• [What the task asks]: Pick out each line containing the string "MPLS" and copy it.

• [Entries provided]:
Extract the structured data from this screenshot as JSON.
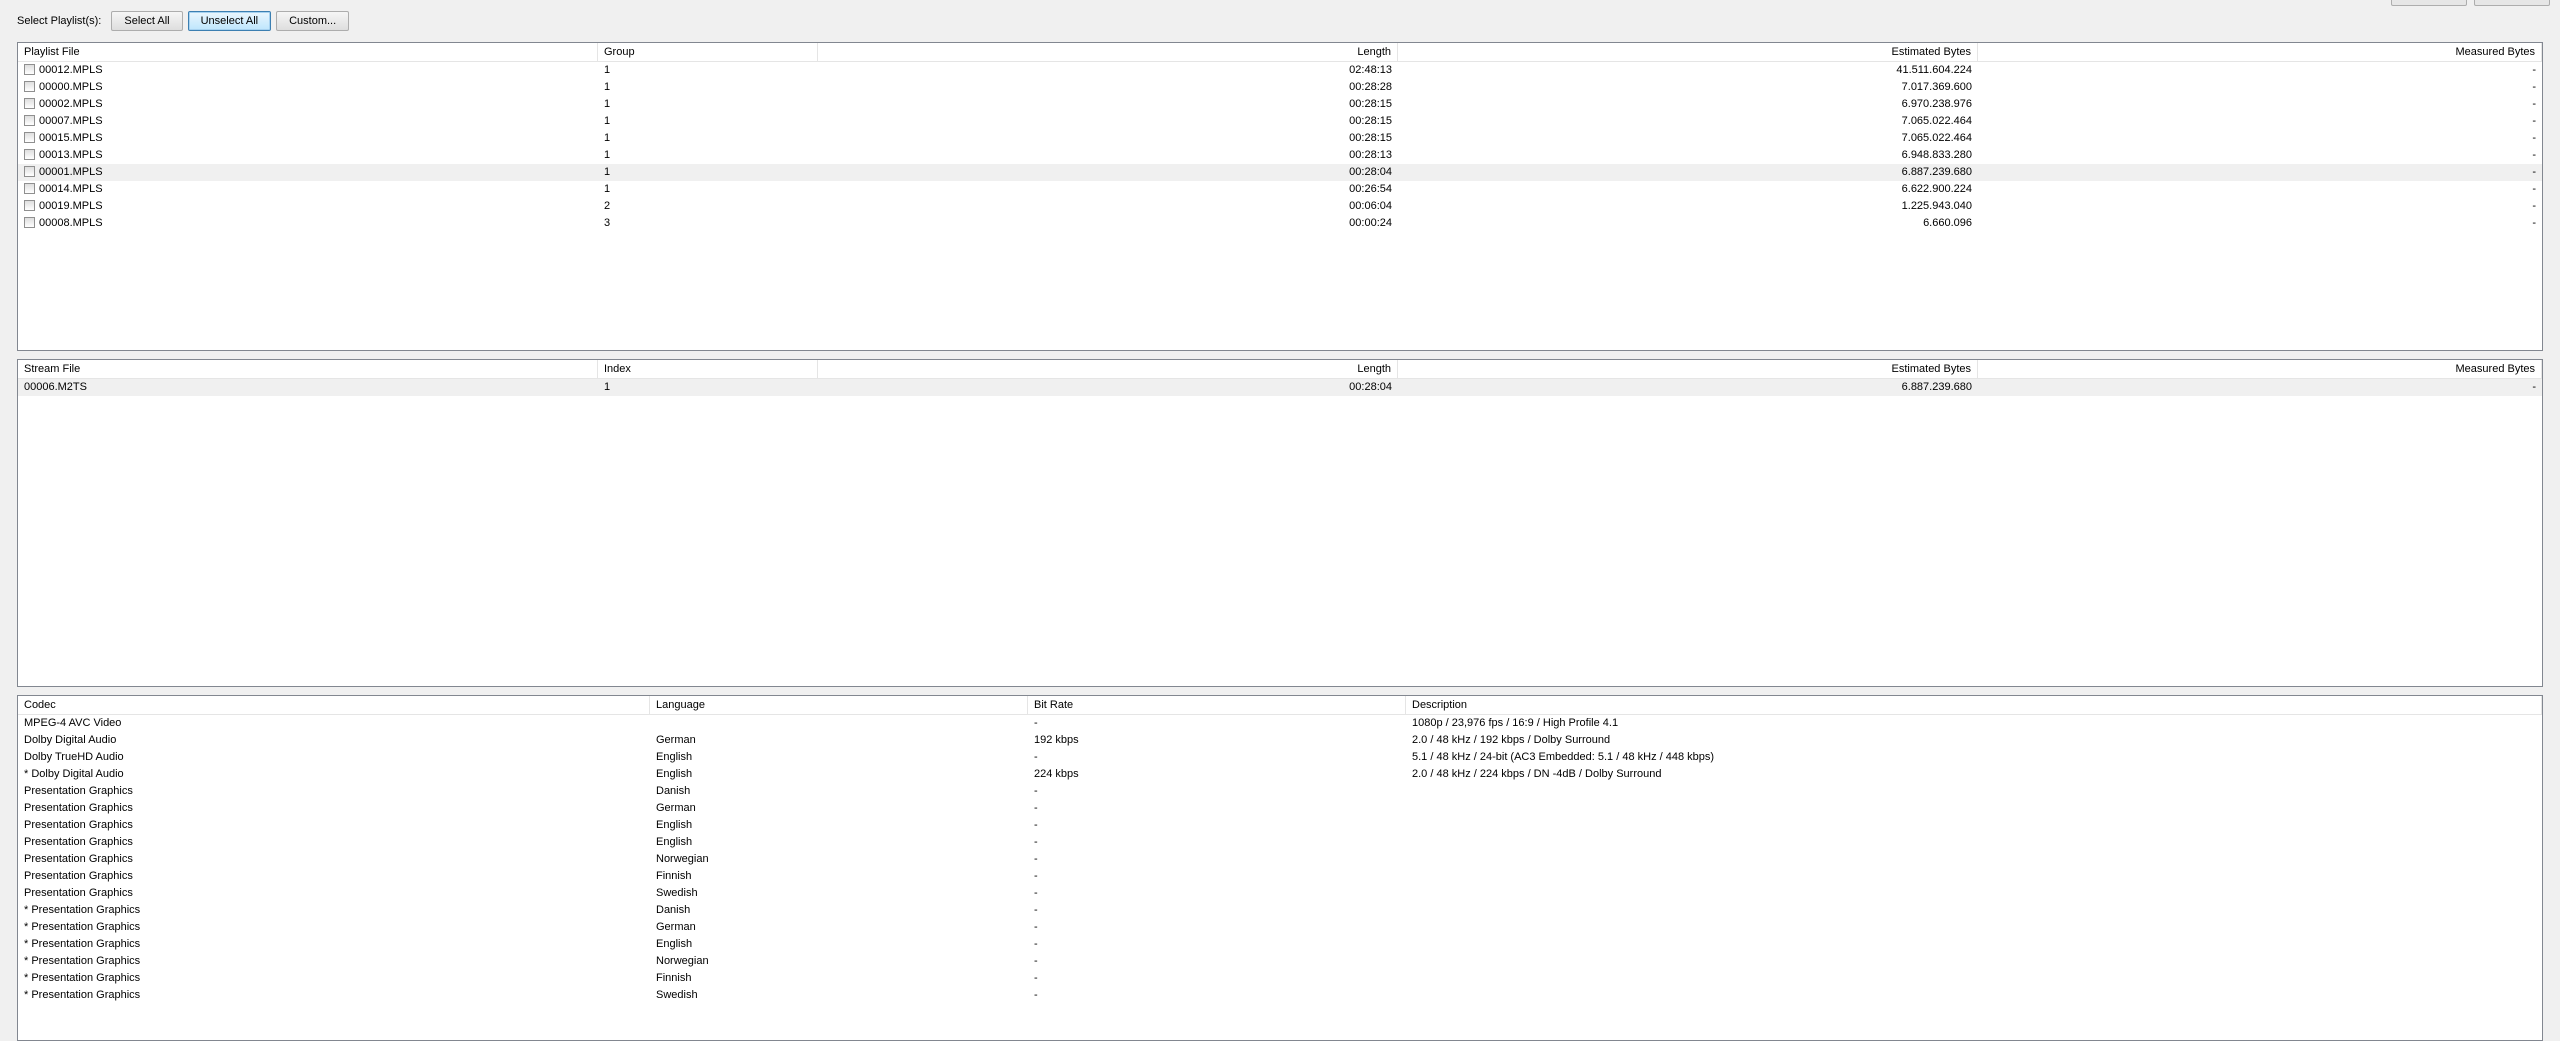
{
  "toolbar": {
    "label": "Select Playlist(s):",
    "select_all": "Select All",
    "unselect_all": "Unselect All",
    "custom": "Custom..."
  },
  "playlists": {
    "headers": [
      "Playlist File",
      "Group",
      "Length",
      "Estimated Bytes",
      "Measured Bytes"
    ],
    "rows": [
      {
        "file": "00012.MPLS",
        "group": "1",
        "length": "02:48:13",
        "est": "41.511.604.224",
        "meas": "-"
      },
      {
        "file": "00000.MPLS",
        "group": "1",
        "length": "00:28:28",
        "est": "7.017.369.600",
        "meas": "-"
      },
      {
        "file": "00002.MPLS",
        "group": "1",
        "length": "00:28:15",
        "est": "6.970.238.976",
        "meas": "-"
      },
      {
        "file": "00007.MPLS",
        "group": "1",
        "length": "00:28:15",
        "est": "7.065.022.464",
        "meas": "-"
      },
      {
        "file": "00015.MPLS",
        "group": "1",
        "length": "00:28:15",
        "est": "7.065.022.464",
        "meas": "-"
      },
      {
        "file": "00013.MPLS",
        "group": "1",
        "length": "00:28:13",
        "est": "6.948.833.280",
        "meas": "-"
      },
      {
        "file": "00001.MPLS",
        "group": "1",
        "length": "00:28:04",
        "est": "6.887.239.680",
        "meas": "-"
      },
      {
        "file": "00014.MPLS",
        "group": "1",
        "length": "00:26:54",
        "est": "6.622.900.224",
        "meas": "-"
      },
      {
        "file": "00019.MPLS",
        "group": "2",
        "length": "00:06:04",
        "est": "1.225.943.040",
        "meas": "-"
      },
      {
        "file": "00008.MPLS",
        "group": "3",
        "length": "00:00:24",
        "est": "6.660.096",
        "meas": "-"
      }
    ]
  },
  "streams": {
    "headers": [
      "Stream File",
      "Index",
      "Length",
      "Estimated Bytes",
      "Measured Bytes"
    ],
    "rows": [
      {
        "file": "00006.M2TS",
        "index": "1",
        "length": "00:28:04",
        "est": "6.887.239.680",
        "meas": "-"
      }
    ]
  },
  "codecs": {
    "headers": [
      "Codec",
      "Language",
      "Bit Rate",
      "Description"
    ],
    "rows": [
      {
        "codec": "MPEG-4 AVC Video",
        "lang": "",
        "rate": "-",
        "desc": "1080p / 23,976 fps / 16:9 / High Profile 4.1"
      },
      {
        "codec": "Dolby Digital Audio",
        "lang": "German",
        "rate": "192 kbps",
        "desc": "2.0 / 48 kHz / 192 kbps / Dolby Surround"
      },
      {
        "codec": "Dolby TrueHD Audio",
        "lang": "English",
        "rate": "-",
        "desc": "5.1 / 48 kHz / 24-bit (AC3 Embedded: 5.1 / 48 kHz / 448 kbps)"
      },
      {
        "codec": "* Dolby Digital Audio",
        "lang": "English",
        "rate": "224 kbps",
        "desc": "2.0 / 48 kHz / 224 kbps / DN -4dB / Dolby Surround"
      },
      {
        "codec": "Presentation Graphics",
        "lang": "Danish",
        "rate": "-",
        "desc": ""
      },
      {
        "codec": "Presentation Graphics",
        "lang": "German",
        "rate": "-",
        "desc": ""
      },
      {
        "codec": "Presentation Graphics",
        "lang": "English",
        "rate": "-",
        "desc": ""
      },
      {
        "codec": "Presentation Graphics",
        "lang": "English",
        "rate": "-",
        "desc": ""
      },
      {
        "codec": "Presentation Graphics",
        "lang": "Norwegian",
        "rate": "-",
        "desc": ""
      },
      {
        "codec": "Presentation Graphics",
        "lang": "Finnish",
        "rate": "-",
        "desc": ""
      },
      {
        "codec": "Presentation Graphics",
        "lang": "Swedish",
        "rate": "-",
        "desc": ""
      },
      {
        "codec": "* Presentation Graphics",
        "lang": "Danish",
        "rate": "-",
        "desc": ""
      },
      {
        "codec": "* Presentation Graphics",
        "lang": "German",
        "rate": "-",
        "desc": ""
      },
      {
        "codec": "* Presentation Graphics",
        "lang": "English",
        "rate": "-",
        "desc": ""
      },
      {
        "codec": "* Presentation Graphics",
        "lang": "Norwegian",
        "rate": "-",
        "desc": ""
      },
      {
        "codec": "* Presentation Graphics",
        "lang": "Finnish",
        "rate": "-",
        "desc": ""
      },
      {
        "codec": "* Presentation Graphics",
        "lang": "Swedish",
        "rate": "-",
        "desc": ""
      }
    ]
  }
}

• [Solution to this exercise]:
        "file": "00012.MPLS",
        "file": "00000.MPLS",
        "file": "00002.MPLS",
        "file": "00007.MPLS",
        "file": "00015.MPLS",
        "file": "00013.MPLS",
        "file": "00001.MPLS",
        "file": "00014.MPLS",
        "file": "00019.MPLS",
        "file": "00008.MPLS",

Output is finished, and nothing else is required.